==== DATA ENTRIES ====

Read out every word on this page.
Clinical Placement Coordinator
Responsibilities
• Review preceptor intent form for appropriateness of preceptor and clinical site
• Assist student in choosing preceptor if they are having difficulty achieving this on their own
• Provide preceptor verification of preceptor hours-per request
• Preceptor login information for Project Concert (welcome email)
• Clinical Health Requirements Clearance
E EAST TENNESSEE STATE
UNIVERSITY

====

Extract the complete set of records unchanged.

:: FULL SOLUTION ::
Read out every word on this page.
Clinical Placement Coordinator
Responsibilities
• Review preceptor intent form for appropriateness of preceptor and clinical site
• Assist student in choosing preceptor if they are having difficulty achieving this on their own
• Provide preceptor verification of preceptor hours-per request
• Preceptor login information for Project Concert (welcome email)
• Clinical Health Requirements Clearance
E EAST TENNESSEE STATE
UNIVERSITY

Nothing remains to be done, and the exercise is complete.